◆ **Work request 1**: Say whether each statement agrees with the Flipchart event text below. Answer each with yes or no, and quote the deciding words from the text exactly. (a) The doors open half an hour before the event starts. (b) Stelios Manousakis founded Modern Body Festival on his own. (c) Flipchart is an event series that mixes lectures and performances.
◆ **Work request 2**: Pick up the Flipchart event text below where it stops, and continue it after its last sentence.

◆ **Text excerpt**:

07/05/2022
Doors at 17:30
Event starts 18:00
iii workspace
Tickets HERE
More information about our Covid-19 Protocols HERE
Resonating bodies follows the idea, that everything that resonates; vibrations that can engage in a dialog. In this episode Flipchart links turbulence to natural sounds, while asking the question of what “natural” actually means. Through intimacy, water and a multitude of other means this evening searches for affect and resonance.
Lineup:
Stelios Manousakis
Tijs Ham
Gemma Luz Bosch
Albert Rask
Pedro Latas
Flipchart is an event series mixing lectures and performances, a cabinet of curiosities where transitions are fast but the pages are infinite. The series offers a stage for experiments in the field of Art, Science & Technology, where making meets thinking. Visitors are presented with a snapshot on the creative process of artists and researchers within and around iii’s community.
Stelios Manousakis:
Stelios Manousakis (NL/GR) is an artist exploring relationships between time, space, body, system and sound. His work is particularly concerned with the invisible and the ephemeral, and with dynamically shaping sensation, perception and experience. His practice lies in the convergence of music, art, philosophy, science and engineering; it extends from performances, to environments and interactive installations, compositions, fixed media, and music for dance and film. His work most often involves software that he develops, merging algorithmic finesse with the immediacy of audience participation, or the expressiveness of improvisation. Stelios has shown work in five continents, in varied venues & festivals such as ZKM, Museum Reina Sofia, Seattle Art Museum, dOCUMENTA, IDFA, Rewire, Audio Art, The Place, Athens Digital Arts Festival, November Music, ICMC, and NIME. Besides his solo work, he has co-founded several music and multimedia groups and, together with duo partner Stephanie Pan, is the founding co-director, co-curator and technical director of Modern Body Festival and Modulus Foundation.

◆ **Extracted records**:
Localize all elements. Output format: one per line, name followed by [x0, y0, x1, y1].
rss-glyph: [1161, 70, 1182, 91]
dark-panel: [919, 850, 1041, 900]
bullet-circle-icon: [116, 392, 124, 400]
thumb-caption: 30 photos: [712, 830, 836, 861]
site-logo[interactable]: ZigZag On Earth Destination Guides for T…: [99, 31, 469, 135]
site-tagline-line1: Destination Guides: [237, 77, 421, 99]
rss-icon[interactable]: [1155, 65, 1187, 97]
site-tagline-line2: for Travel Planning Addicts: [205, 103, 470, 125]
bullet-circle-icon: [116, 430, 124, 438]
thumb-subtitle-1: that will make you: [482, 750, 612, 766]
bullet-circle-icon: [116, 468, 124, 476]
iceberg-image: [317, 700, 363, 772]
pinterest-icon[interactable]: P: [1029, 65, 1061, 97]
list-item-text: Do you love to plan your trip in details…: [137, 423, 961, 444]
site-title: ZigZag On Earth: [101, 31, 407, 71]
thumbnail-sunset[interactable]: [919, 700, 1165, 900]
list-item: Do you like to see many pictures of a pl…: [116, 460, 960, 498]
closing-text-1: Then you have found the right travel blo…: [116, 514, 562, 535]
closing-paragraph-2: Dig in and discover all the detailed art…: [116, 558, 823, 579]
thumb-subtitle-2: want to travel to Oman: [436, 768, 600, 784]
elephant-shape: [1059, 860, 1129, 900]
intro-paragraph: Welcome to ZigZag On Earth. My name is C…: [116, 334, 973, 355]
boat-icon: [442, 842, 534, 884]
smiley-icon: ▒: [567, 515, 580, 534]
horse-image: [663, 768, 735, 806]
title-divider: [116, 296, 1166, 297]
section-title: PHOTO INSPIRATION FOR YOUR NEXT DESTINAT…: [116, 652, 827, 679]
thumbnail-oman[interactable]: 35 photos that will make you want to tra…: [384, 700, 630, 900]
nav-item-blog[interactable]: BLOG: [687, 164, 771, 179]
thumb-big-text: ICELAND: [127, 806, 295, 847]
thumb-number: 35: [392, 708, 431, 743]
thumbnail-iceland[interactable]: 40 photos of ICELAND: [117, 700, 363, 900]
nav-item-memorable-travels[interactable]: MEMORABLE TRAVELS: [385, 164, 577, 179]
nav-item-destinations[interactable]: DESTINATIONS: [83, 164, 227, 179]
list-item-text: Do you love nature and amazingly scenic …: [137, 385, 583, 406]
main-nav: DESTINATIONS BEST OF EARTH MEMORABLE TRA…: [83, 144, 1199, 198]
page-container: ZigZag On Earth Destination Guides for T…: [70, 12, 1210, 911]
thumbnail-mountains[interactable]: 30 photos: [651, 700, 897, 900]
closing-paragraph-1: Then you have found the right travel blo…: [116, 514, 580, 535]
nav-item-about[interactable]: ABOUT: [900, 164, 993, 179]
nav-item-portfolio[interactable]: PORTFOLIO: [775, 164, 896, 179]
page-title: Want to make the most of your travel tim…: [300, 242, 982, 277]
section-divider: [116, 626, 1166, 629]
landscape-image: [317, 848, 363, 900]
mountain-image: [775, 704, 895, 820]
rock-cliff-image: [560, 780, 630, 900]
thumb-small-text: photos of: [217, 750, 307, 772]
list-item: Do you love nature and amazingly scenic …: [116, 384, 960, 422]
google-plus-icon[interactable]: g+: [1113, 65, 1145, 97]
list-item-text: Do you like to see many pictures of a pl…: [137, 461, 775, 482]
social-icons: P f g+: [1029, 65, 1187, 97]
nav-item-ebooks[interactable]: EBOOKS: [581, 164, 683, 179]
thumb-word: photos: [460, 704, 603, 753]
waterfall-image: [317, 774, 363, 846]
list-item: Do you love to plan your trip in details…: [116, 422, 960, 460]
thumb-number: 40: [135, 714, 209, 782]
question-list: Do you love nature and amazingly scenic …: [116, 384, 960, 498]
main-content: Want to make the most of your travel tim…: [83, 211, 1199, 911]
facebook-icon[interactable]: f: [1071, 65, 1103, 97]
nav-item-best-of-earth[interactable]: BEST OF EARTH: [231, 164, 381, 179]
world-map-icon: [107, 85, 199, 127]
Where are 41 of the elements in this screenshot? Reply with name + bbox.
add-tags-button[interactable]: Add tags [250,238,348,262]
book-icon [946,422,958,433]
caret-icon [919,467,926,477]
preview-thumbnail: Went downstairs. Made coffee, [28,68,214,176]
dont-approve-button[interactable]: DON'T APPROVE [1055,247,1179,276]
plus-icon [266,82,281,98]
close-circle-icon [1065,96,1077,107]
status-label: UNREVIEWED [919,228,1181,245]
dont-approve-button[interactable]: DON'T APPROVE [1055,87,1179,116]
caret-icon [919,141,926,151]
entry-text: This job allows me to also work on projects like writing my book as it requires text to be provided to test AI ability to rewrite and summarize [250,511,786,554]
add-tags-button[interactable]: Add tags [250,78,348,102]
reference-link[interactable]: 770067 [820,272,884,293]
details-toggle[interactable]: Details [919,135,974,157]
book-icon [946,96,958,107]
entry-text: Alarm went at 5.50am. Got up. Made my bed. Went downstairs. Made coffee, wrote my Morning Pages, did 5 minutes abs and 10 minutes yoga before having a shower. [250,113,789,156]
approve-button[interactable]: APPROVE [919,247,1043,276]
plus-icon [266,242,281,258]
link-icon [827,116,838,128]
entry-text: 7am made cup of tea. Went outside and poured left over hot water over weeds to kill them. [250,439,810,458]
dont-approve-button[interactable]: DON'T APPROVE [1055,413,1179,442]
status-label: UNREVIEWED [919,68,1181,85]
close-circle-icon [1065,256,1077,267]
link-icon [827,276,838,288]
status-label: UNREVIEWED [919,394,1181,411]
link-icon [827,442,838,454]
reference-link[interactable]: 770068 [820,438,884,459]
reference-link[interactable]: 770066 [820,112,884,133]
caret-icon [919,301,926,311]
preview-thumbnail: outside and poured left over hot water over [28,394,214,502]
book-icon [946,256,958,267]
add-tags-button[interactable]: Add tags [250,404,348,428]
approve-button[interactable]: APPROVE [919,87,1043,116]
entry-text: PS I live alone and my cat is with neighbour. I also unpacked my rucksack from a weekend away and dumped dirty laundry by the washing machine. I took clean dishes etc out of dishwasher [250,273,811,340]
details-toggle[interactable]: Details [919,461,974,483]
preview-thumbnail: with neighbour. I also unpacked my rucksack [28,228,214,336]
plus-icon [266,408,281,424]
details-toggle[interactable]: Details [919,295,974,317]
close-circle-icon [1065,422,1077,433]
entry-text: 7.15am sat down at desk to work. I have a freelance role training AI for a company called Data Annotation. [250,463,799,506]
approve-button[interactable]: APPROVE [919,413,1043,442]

◆ **Exercise result 1**:
(a) Yes: "Doors at 17:30" and "Event starts 18:00".
(b) No: "together with duo partner Stephanie Pan, is the founding co-director, co-curator and technical director of Modern Body Festival and Modulus Foundation".
(c) Yes: "Flipchart is an event series mixing lectures and performances".

◆ **Exercise result 2**:
Tijs Ham:
Tijs Ham is a musician and sound artist with a background in visual arts and is the co-founder of the ‘Soundlings Collective’ and has worked for the STEIM foundation as an artist, organizer as well as a member of their artistic board. In his artworks he applies programming, live-electronics techniques and system design to explore and expand the possibilities of audible expression. Inspired by artificial intelligence, chaos, evolutionary processes and machine learning he incorporates similar approaches in order to create dynamic structures and experiment with their aesthetic results.
Tijs Ham is currently a PhD candidate for Artistic Research at the University of Bergen (UiB), Norway.
Gemma Luz Bosch:
Gemma Luz Bosch is a pianist, composer and improviser. In her performances she creates live soundscapes using her self-made ceramic instruments, musical objects and prepared piano pieces. She invites the audience to consider the relationship between sound and music by investigating and using sounds that aren’t normally used in music creation.
Albert Rask:
Albert Rask has for the past couple of years been researching when machines become living, human mechanical, and the interaction between perceiving conscious and unconscious. His works have been shown at institutions such as Stedelijk, Eye, and STEiM.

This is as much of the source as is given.